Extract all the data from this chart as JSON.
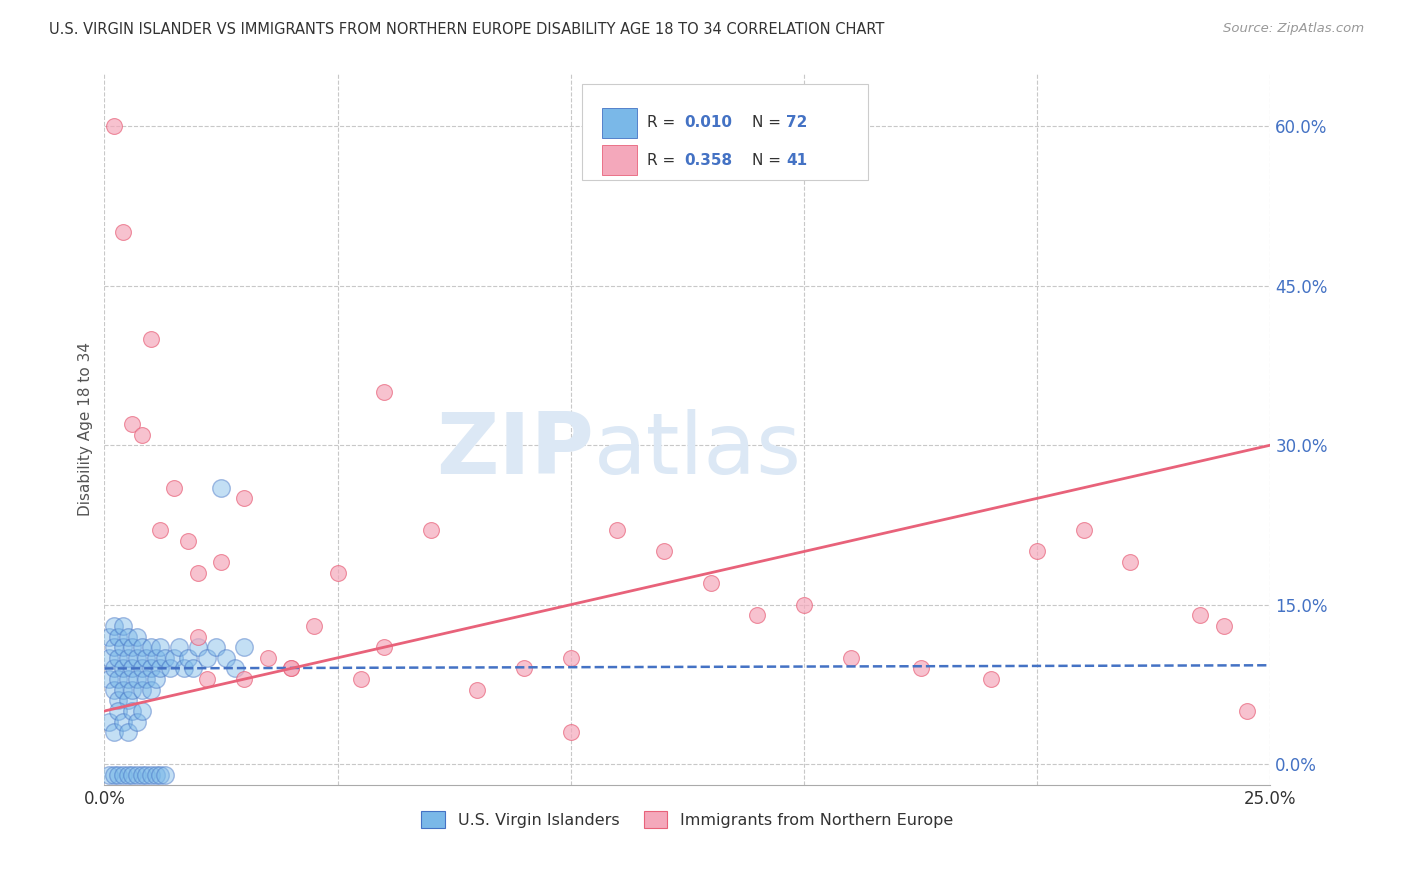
{
  "title": "U.S. VIRGIN ISLANDER VS IMMIGRANTS FROM NORTHERN EUROPE DISABILITY AGE 18 TO 34 CORRELATION CHART",
  "source": "Source: ZipAtlas.com",
  "ylabel": "Disability Age 18 to 34",
  "xlim": [
    0.0,
    0.25
  ],
  "ylim": [
    -0.02,
    0.65
  ],
  "xticks": [
    0.0,
    0.05,
    0.1,
    0.15,
    0.2,
    0.25
  ],
  "xtick_labels": [
    "0.0%",
    "",
    "",
    "",
    "",
    "25.0%"
  ],
  "yticks_right": [
    0.0,
    0.15,
    0.3,
    0.45,
    0.6
  ],
  "color_blue": "#7ab8e8",
  "color_pink": "#f4a8bb",
  "color_blue_dark": "#4472c4",
  "color_pink_dark": "#e8627a",
  "color_r_value": "#4472c4",
  "watermark_zip": "ZIP",
  "watermark_atlas": "atlas",
  "watermark_color": "#dce8f5",
  "series1_label": "U.S. Virgin Islanders",
  "series2_label": "Immigrants from Northern Europe",
  "blue_points_x": [
    0.001,
    0.001,
    0.001,
    0.002,
    0.002,
    0.002,
    0.002,
    0.003,
    0.003,
    0.003,
    0.003,
    0.004,
    0.004,
    0.004,
    0.004,
    0.005,
    0.005,
    0.005,
    0.005,
    0.006,
    0.006,
    0.006,
    0.007,
    0.007,
    0.007,
    0.008,
    0.008,
    0.008,
    0.009,
    0.009,
    0.01,
    0.01,
    0.01,
    0.011,
    0.011,
    0.012,
    0.012,
    0.013,
    0.014,
    0.015,
    0.016,
    0.017,
    0.018,
    0.019,
    0.02,
    0.022,
    0.024,
    0.026,
    0.028,
    0.03,
    0.001,
    0.002,
    0.003,
    0.004,
    0.005,
    0.006,
    0.007,
    0.008,
    0.001,
    0.002,
    0.003,
    0.004,
    0.005,
    0.006,
    0.007,
    0.008,
    0.009,
    0.01,
    0.011,
    0.012,
    0.013,
    0.025
  ],
  "blue_points_y": [
    0.1,
    0.08,
    0.12,
    0.09,
    0.11,
    0.07,
    0.13,
    0.1,
    0.08,
    0.12,
    0.06,
    0.09,
    0.11,
    0.07,
    0.13,
    0.1,
    0.08,
    0.12,
    0.06,
    0.09,
    0.11,
    0.07,
    0.1,
    0.08,
    0.12,
    0.09,
    0.11,
    0.07,
    0.1,
    0.08,
    0.09,
    0.11,
    0.07,
    0.1,
    0.08,
    0.09,
    0.11,
    0.1,
    0.09,
    0.1,
    0.11,
    0.09,
    0.1,
    0.09,
    0.11,
    0.1,
    0.11,
    0.1,
    0.09,
    0.11,
    0.04,
    0.03,
    0.05,
    0.04,
    0.03,
    0.05,
    0.04,
    0.05,
    -0.01,
    -0.01,
    -0.01,
    -0.01,
    -0.01,
    -0.01,
    -0.01,
    -0.01,
    -0.01,
    -0.01,
    -0.01,
    -0.01,
    -0.01,
    0.26
  ],
  "pink_points_x": [
    0.002,
    0.004,
    0.006,
    0.008,
    0.01,
    0.012,
    0.015,
    0.018,
    0.02,
    0.022,
    0.025,
    0.03,
    0.035,
    0.04,
    0.045,
    0.05,
    0.055,
    0.06,
    0.07,
    0.08,
    0.09,
    0.1,
    0.11,
    0.12,
    0.13,
    0.14,
    0.15,
    0.16,
    0.175,
    0.19,
    0.2,
    0.21,
    0.22,
    0.235,
    0.24,
    0.245,
    0.02,
    0.03,
    0.04,
    0.06,
    0.1
  ],
  "pink_points_y": [
    0.6,
    0.5,
    0.32,
    0.31,
    0.4,
    0.22,
    0.26,
    0.21,
    0.18,
    0.08,
    0.19,
    0.25,
    0.1,
    0.09,
    0.13,
    0.18,
    0.08,
    0.11,
    0.22,
    0.07,
    0.09,
    0.1,
    0.22,
    0.2,
    0.17,
    0.14,
    0.15,
    0.1,
    0.09,
    0.08,
    0.2,
    0.22,
    0.19,
    0.14,
    0.13,
    0.05,
    0.12,
    0.08,
    0.09,
    0.35,
    0.03
  ],
  "blue_trend_x": [
    0.0,
    0.25
  ],
  "blue_trend_y": [
    0.09,
    0.093
  ],
  "pink_trend_x": [
    0.0,
    0.25
  ],
  "pink_trend_y": [
    0.05,
    0.3
  ]
}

□ □ □

Transcribe the material exactly, leaving every picture out.

Extract all the data from this chart as JSON.
{
  "title": "U.S. VIRGIN ISLANDER VS IMMIGRANTS FROM NORTHERN EUROPE DISABILITY AGE 18 TO 34 CORRELATION CHART",
  "source": "Source: ZipAtlas.com",
  "ylabel": "Disability Age 18 to 34",
  "xlim": [
    0.0,
    0.25
  ],
  "ylim": [
    -0.02,
    0.65
  ],
  "xticks": [
    0.0,
    0.05,
    0.1,
    0.15,
    0.2,
    0.25
  ],
  "xtick_labels": [
    "0.0%",
    "",
    "",
    "",
    "",
    "25.0%"
  ],
  "yticks_right": [
    0.0,
    0.15,
    0.3,
    0.45,
    0.6
  ],
  "color_blue": "#7ab8e8",
  "color_pink": "#f4a8bb",
  "color_blue_dark": "#4472c4",
  "color_pink_dark": "#e8627a",
  "color_r_value": "#4472c4",
  "watermark_zip": "ZIP",
  "watermark_atlas": "atlas",
  "watermark_color": "#dce8f5",
  "series1_label": "U.S. Virgin Islanders",
  "series2_label": "Immigrants from Northern Europe",
  "blue_points_x": [
    0.001,
    0.001,
    0.001,
    0.002,
    0.002,
    0.002,
    0.002,
    0.003,
    0.003,
    0.003,
    0.003,
    0.004,
    0.004,
    0.004,
    0.004,
    0.005,
    0.005,
    0.005,
    0.005,
    0.006,
    0.006,
    0.006,
    0.007,
    0.007,
    0.007,
    0.008,
    0.008,
    0.008,
    0.009,
    0.009,
    0.01,
    0.01,
    0.01,
    0.011,
    0.011,
    0.012,
    0.012,
    0.013,
    0.014,
    0.015,
    0.016,
    0.017,
    0.018,
    0.019,
    0.02,
    0.022,
    0.024,
    0.026,
    0.028,
    0.03,
    0.001,
    0.002,
    0.003,
    0.004,
    0.005,
    0.006,
    0.007,
    0.008,
    0.001,
    0.002,
    0.003,
    0.004,
    0.005,
    0.006,
    0.007,
    0.008,
    0.009,
    0.01,
    0.011,
    0.012,
    0.013,
    0.025
  ],
  "blue_points_y": [
    0.1,
    0.08,
    0.12,
    0.09,
    0.11,
    0.07,
    0.13,
    0.1,
    0.08,
    0.12,
    0.06,
    0.09,
    0.11,
    0.07,
    0.13,
    0.1,
    0.08,
    0.12,
    0.06,
    0.09,
    0.11,
    0.07,
    0.1,
    0.08,
    0.12,
    0.09,
    0.11,
    0.07,
    0.1,
    0.08,
    0.09,
    0.11,
    0.07,
    0.1,
    0.08,
    0.09,
    0.11,
    0.1,
    0.09,
    0.1,
    0.11,
    0.09,
    0.1,
    0.09,
    0.11,
    0.1,
    0.11,
    0.1,
    0.09,
    0.11,
    0.04,
    0.03,
    0.05,
    0.04,
    0.03,
    0.05,
    0.04,
    0.05,
    -0.01,
    -0.01,
    -0.01,
    -0.01,
    -0.01,
    -0.01,
    -0.01,
    -0.01,
    -0.01,
    -0.01,
    -0.01,
    -0.01,
    -0.01,
    0.26
  ],
  "pink_points_x": [
    0.002,
    0.004,
    0.006,
    0.008,
    0.01,
    0.012,
    0.015,
    0.018,
    0.02,
    0.022,
    0.025,
    0.03,
    0.035,
    0.04,
    0.045,
    0.05,
    0.055,
    0.06,
    0.07,
    0.08,
    0.09,
    0.1,
    0.11,
    0.12,
    0.13,
    0.14,
    0.15,
    0.16,
    0.175,
    0.19,
    0.2,
    0.21,
    0.22,
    0.235,
    0.24,
    0.245,
    0.02,
    0.03,
    0.04,
    0.06,
    0.1
  ],
  "pink_points_y": [
    0.6,
    0.5,
    0.32,
    0.31,
    0.4,
    0.22,
    0.26,
    0.21,
    0.18,
    0.08,
    0.19,
    0.25,
    0.1,
    0.09,
    0.13,
    0.18,
    0.08,
    0.11,
    0.22,
    0.07,
    0.09,
    0.1,
    0.22,
    0.2,
    0.17,
    0.14,
    0.15,
    0.1,
    0.09,
    0.08,
    0.2,
    0.22,
    0.19,
    0.14,
    0.13,
    0.05,
    0.12,
    0.08,
    0.09,
    0.35,
    0.03
  ],
  "blue_trend_x": [
    0.0,
    0.25
  ],
  "blue_trend_y": [
    0.09,
    0.093
  ],
  "pink_trend_x": [
    0.0,
    0.25
  ],
  "pink_trend_y": [
    0.05,
    0.3
  ]
}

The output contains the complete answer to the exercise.